Work to complete – Extract the whole listing as it stands. Do not include the pictures.

Records contained in a dataset:
☆ ☆ ☆ ☆

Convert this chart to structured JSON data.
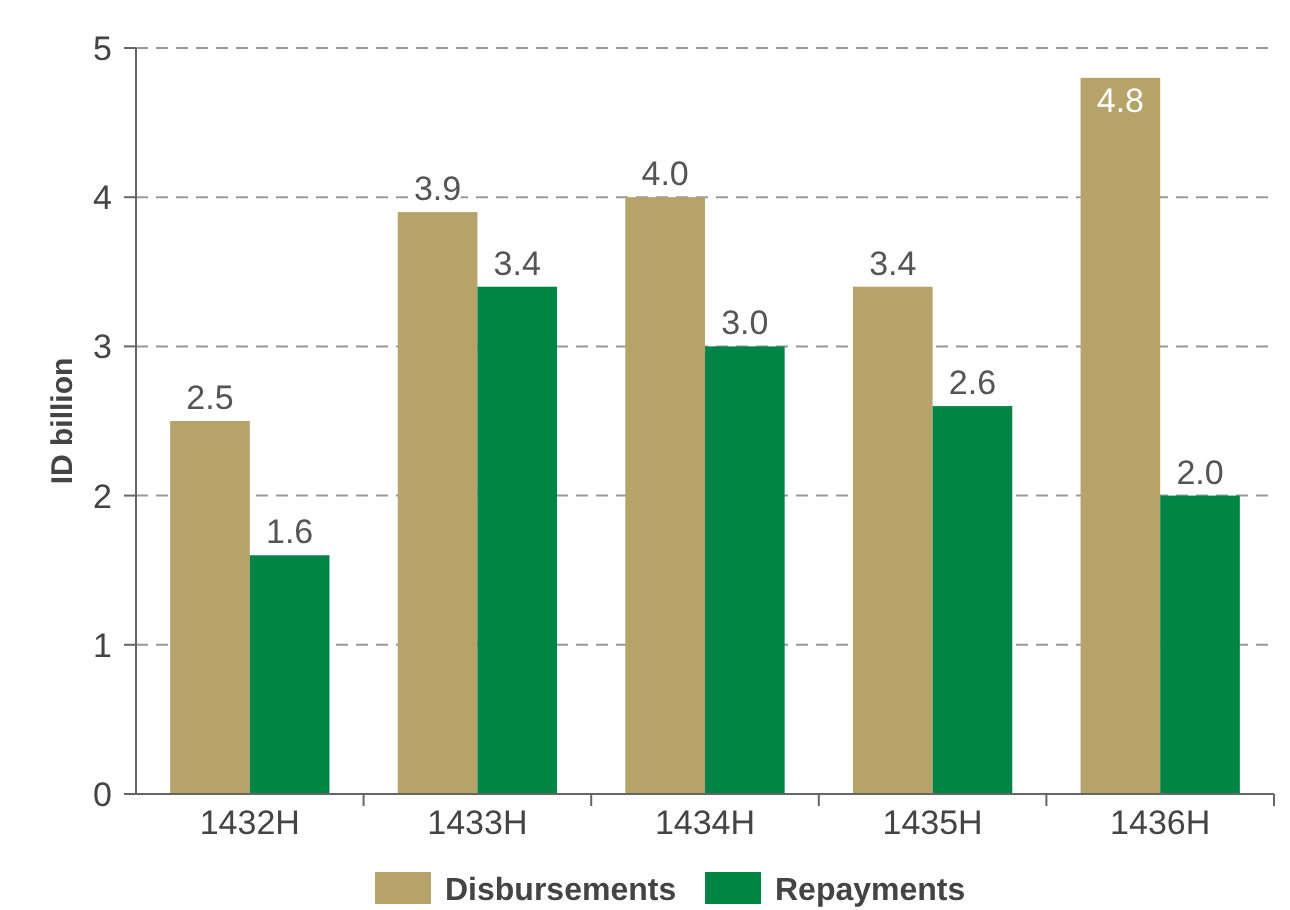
{
  "chart_data": {
    "type": "bar",
    "ylabel": "ID billion",
    "categories": [
      "1432H",
      "1433H",
      "1434H",
      "1435H",
      "1436H"
    ],
    "series": [
      {
        "name": "Disbursements",
        "color": "#b5a36a",
        "values": [
          2.5,
          3.9,
          4.0,
          3.4,
          4.8
        ],
        "value_labels": [
          "2.5",
          "3.9",
          "4.0",
          "3.4",
          "4.8"
        ]
      },
      {
        "name": "Repayments",
        "color": "#008446",
        "values": [
          1.6,
          3.4,
          3.0,
          2.6,
          2.0
        ],
        "value_labels": [
          "1.6",
          "3.4",
          "3.0",
          "2.6",
          "2.0"
        ]
      }
    ],
    "ylim": [
      0,
      5
    ],
    "yticks": [
      0,
      1,
      2,
      3,
      4,
      5
    ],
    "grid": "y",
    "legend": "bottom"
  }
}
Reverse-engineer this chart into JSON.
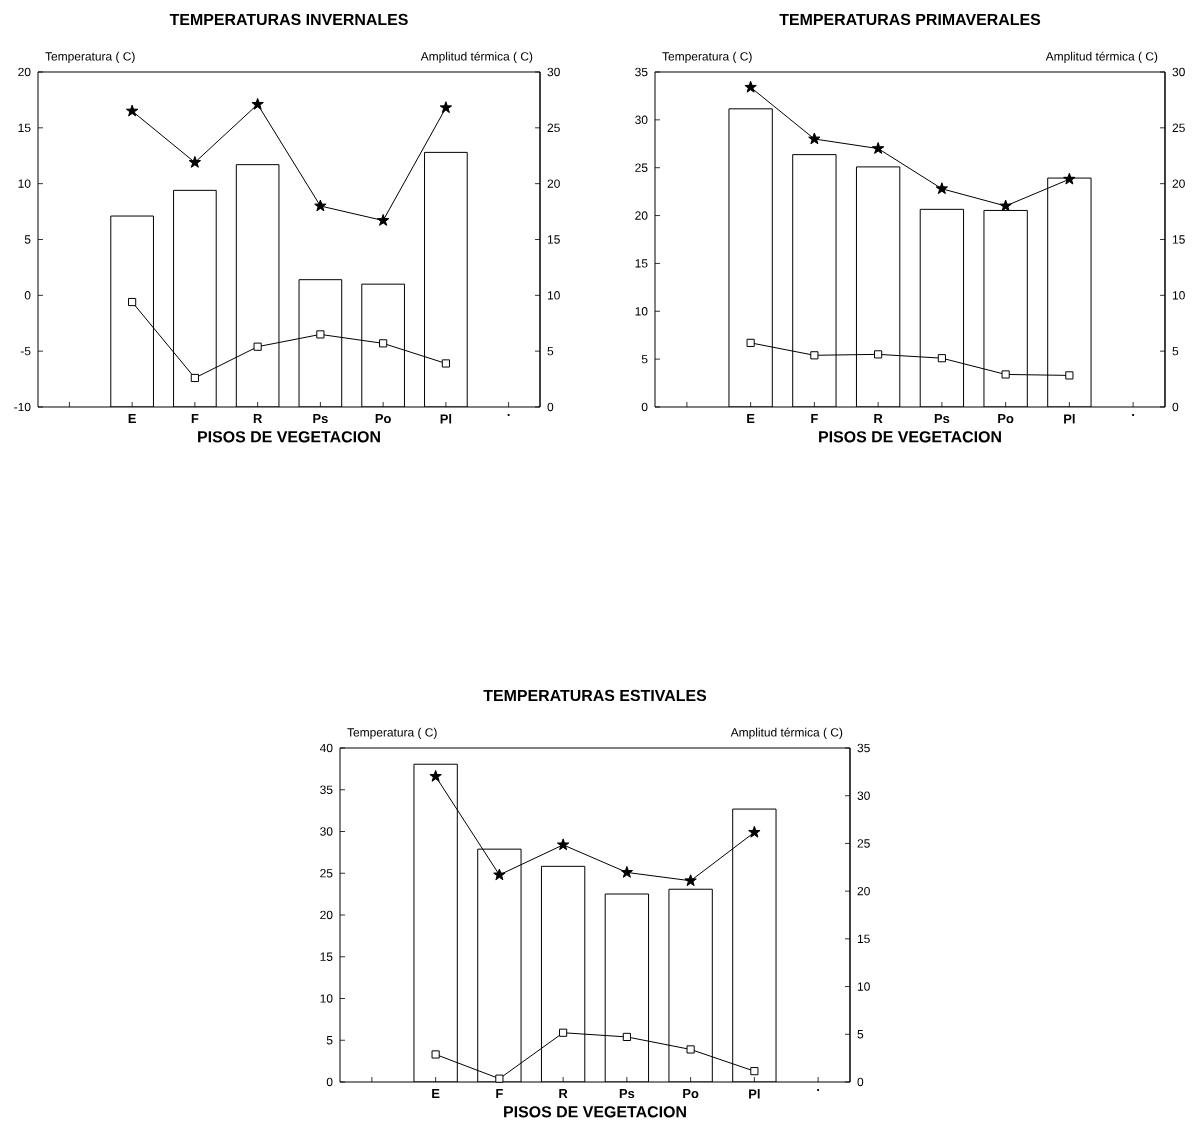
{
  "chart_data": [
    {
      "type": "bar",
      "title": "TEMPERATURAS INVERNALES",
      "xlabel": "PISOS DE VEGETACION",
      "ylabel": "Temperatura ( C)",
      "y2label": "Amplitud térmica ( C)",
      "categories": [
        null,
        "E",
        "F",
        "R",
        "Ps",
        "Po",
        "Pl",
        "."
      ],
      "ylim": [
        -10,
        20
      ],
      "yticks": [
        -10,
        -5,
        0,
        5,
        10,
        15,
        20
      ],
      "y2lim": [
        0,
        30
      ],
      "y2ticks": [
        0,
        5,
        10,
        15,
        20,
        25,
        30
      ],
      "series": [
        {
          "axis": "y2",
          "color": "#ffffff",
          "values": [
            null,
            17.1,
            19.4,
            21.7,
            11.4,
            11.0,
            22.8,
            null
          ]
        },
        {
          "type": "line",
          "marker": "star",
          "color": "#000000",
          "values": [
            null,
            16.5,
            11.9,
            17.1,
            8.0,
            6.7,
            16.8,
            null
          ]
        },
        {
          "type": "line",
          "marker": "square",
          "color": "#000000",
          "values": [
            null,
            -0.6,
            -7.4,
            -4.6,
            -3.5,
            -4.3,
            -6.1,
            null
          ]
        }
      ]
    },
    {
      "type": "bar",
      "title": "TEMPERATURAS PRIMAVERALES",
      "xlabel": "PISOS DE VEGETACION",
      "ylabel": "Temperatura ( C)",
      "y2label": "Amplitud térmica ( C)",
      "categories": [
        null,
        "E",
        "F",
        "R",
        "Ps",
        "Po",
        "Pl",
        "."
      ],
      "ylim": [
        0,
        35
      ],
      "yticks": [
        0,
        5,
        10,
        15,
        20,
        25,
        30,
        35
      ],
      "y2lim": [
        0,
        30
      ],
      "y2ticks": [
        0,
        5,
        10,
        15,
        20,
        25,
        30
      ],
      "series": [
        {
          "axis": "y2",
          "color": "#ffffff",
          "values": [
            null,
            26.7,
            22.6,
            21.5,
            17.7,
            17.6,
            20.5,
            null
          ]
        },
        {
          "type": "line",
          "marker": "star",
          "color": "#000000",
          "values": [
            null,
            33.4,
            28.0,
            27.0,
            22.8,
            21.0,
            23.8,
            null
          ]
        },
        {
          "type": "line",
          "marker": "square",
          "color": "#000000",
          "values": [
            null,
            6.7,
            5.4,
            5.5,
            5.1,
            3.4,
            3.3,
            null
          ]
        }
      ]
    },
    {
      "type": "bar",
      "title": "TEMPERATURAS ESTIVALES",
      "xlabel": "PISOS DE VEGETACION",
      "ylabel": "Temperatura ( C)",
      "y2label": "Amplitud térmica ( C)",
      "categories": [
        null,
        "E",
        "F",
        "R",
        "Ps",
        "Po",
        "Pl",
        "."
      ],
      "ylim": [
        0,
        40
      ],
      "yticks": [
        0,
        5,
        10,
        15,
        20,
        25,
        30,
        35,
        40
      ],
      "y2lim": [
        0,
        35
      ],
      "y2ticks": [
        0,
        5,
        10,
        15,
        20,
        25,
        30,
        35
      ],
      "series": [
        {
          "axis": "y2",
          "color": "#ffffff",
          "values": [
            null,
            33.3,
            24.4,
            22.6,
            19.7,
            20.2,
            28.6,
            null
          ]
        },
        {
          "type": "line",
          "marker": "star",
          "color": "#000000",
          "values": [
            null,
            36.6,
            24.8,
            28.4,
            25.1,
            24.1,
            29.9,
            null
          ]
        },
        {
          "type": "line",
          "marker": "square",
          "color": "#000000",
          "values": [
            null,
            3.3,
            0.4,
            5.9,
            5.4,
            3.9,
            1.3,
            null
          ]
        }
      ]
    }
  ]
}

☆ ☆ ☆ ☆

Answer to this task –
Convert this chart to structured JSON data.
{
  "chart_data": {
    "type": "bar",
    "ylabel": "ID billion",
    "categories": [
      "1432H",
      "1433H",
      "1434H",
      "1435H",
      "1436H"
    ],
    "series": [
      {
        "name": "Disbursements",
        "color": "#b5a36a",
        "values": [
          2.5,
          3.9,
          4.0,
          3.4,
          4.8
        ],
        "value_labels": [
          "2.5",
          "3.9",
          "4.0",
          "3.4",
          "4.8"
        ]
      },
      {
        "name": "Repayments",
        "color": "#008446",
        "values": [
          1.6,
          3.4,
          3.0,
          2.6,
          2.0
        ],
        "value_labels": [
          "1.6",
          "3.4",
          "3.0",
          "2.6",
          "2.0"
        ]
      }
    ],
    "ylim": [
      0,
      5
    ],
    "yticks": [
      0,
      1,
      2,
      3,
      4,
      5
    ],
    "grid": "y",
    "legend": "bottom"
  }
}
Reverse-engineer this chart into JSON.
{
  "chart_data": [
    {
      "type": "bar",
      "title": "TEMPERATURAS INVERNALES",
      "xlabel": "PISOS DE VEGETACION",
      "ylabel": "Temperatura ( C)",
      "y2label": "Amplitud térmica ( C)",
      "categories": [
        null,
        "E",
        "F",
        "R",
        "Ps",
        "Po",
        "Pl",
        "."
      ],
      "ylim": [
        -10,
        20
      ],
      "yticks": [
        -10,
        -5,
        0,
        5,
        10,
        15,
        20
      ],
      "y2lim": [
        0,
        30
      ],
      "y2ticks": [
        0,
        5,
        10,
        15,
        20,
        25,
        30
      ],
      "series": [
        {
          "axis": "y2",
          "color": "#ffffff",
          "values": [
            null,
            17.1,
            19.4,
            21.7,
            11.4,
            11.0,
            22.8,
            null
          ]
        },
        {
          "type": "line",
          "marker": "star",
          "color": "#000000",
          "values": [
            null,
            16.5,
            11.9,
            17.1,
            8.0,
            6.7,
            16.8,
            null
          ]
        },
        {
          "type": "line",
          "marker": "square",
          "color": "#000000",
          "values": [
            null,
            -0.6,
            -7.4,
            -4.6,
            -3.5,
            -4.3,
            -6.1,
            null
          ]
        }
      ]
    },
    {
      "type": "bar",
      "title": "TEMPERATURAS PRIMAVERALES",
      "xlabel": "PISOS DE VEGETACION",
      "ylabel": "Temperatura ( C)",
      "y2label": "Amplitud térmica ( C)",
      "categories": [
        null,
        "E",
        "F",
        "R",
        "Ps",
        "Po",
        "Pl",
        "."
      ],
      "ylim": [
        0,
        35
      ],
      "yticks": [
        0,
        5,
        10,
        15,
        20,
        25,
        30,
        35
      ],
      "y2lim": [
        0,
        30
      ],
      "y2ticks": [
        0,
        5,
        10,
        15,
        20,
        25,
        30
      ],
      "series": [
        {
          "axis": "y2",
          "color": "#ffffff",
          "values": [
            null,
            26.7,
            22.6,
            21.5,
            17.7,
            17.6,
            20.5,
            null
          ]
        },
        {
          "type": "line",
          "marker": "star",
          "color": "#000000",
          "values": [
            null,
            33.4,
            28.0,
            27.0,
            22.8,
            21.0,
            23.8,
            null
          ]
        },
        {
          "type": "line",
          "marker": "square",
          "color": "#000000",
          "values": [
            null,
            6.7,
            5.4,
            5.5,
            5.1,
            3.4,
            3.3,
            null
          ]
        }
      ]
    },
    {
      "type": "bar",
      "title": "TEMPERATURAS ESTIVALES",
      "xlabel": "PISOS DE VEGETACION",
      "ylabel": "Temperatura ( C)",
      "y2label": "Amplitud térmica ( C)",
      "categories": [
        null,
        "E",
        "F",
        "R",
        "Ps",
        "Po",
        "Pl",
        "."
      ],
      "ylim": [
        0,
        40
      ],
      "yticks": [
        0,
        5,
        10,
        15,
        20,
        25,
        30,
        35,
        40
      ],
      "y2lim": [
        0,
        35
      ],
      "y2ticks": [
        0,
        5,
        10,
        15,
        20,
        25,
        30,
        35
      ],
      "series": [
        {
          "axis": "y2",
          "color": "#ffffff",
          "values": [
            null,
            33.3,
            24.4,
            22.6,
            19.7,
            20.2,
            28.6,
            null
          ]
        },
        {
          "type": "line",
          "marker": "star",
          "color": "#000000",
          "values": [
            null,
            36.6,
            24.8,
            28.4,
            25.1,
            24.1,
            29.9,
            null
          ]
        },
        {
          "type": "line",
          "marker": "square",
          "color": "#000000",
          "values": [
            null,
            3.3,
            0.4,
            5.9,
            5.4,
            3.9,
            1.3,
            null
          ]
        }
      ]
    }
  ]
}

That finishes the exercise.